=== What you need to do ===
Look through the data below. Show each line where the string "player" occurs.

* Start Available data *

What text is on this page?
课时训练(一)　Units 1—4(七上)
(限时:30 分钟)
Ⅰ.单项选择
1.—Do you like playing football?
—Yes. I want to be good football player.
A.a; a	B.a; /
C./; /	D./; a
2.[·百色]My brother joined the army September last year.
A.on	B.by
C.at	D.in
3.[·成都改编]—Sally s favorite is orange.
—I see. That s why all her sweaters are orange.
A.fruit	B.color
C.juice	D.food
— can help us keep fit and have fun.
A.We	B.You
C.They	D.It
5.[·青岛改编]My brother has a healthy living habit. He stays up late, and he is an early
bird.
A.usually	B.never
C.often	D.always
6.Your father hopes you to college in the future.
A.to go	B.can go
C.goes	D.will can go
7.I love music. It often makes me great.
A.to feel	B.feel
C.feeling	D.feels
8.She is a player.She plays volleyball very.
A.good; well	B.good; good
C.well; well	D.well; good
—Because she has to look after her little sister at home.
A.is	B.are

* End Available data *

=== Task output ===
—Yes. I want to be good football player.
8.She is a player.She plays volleyball very.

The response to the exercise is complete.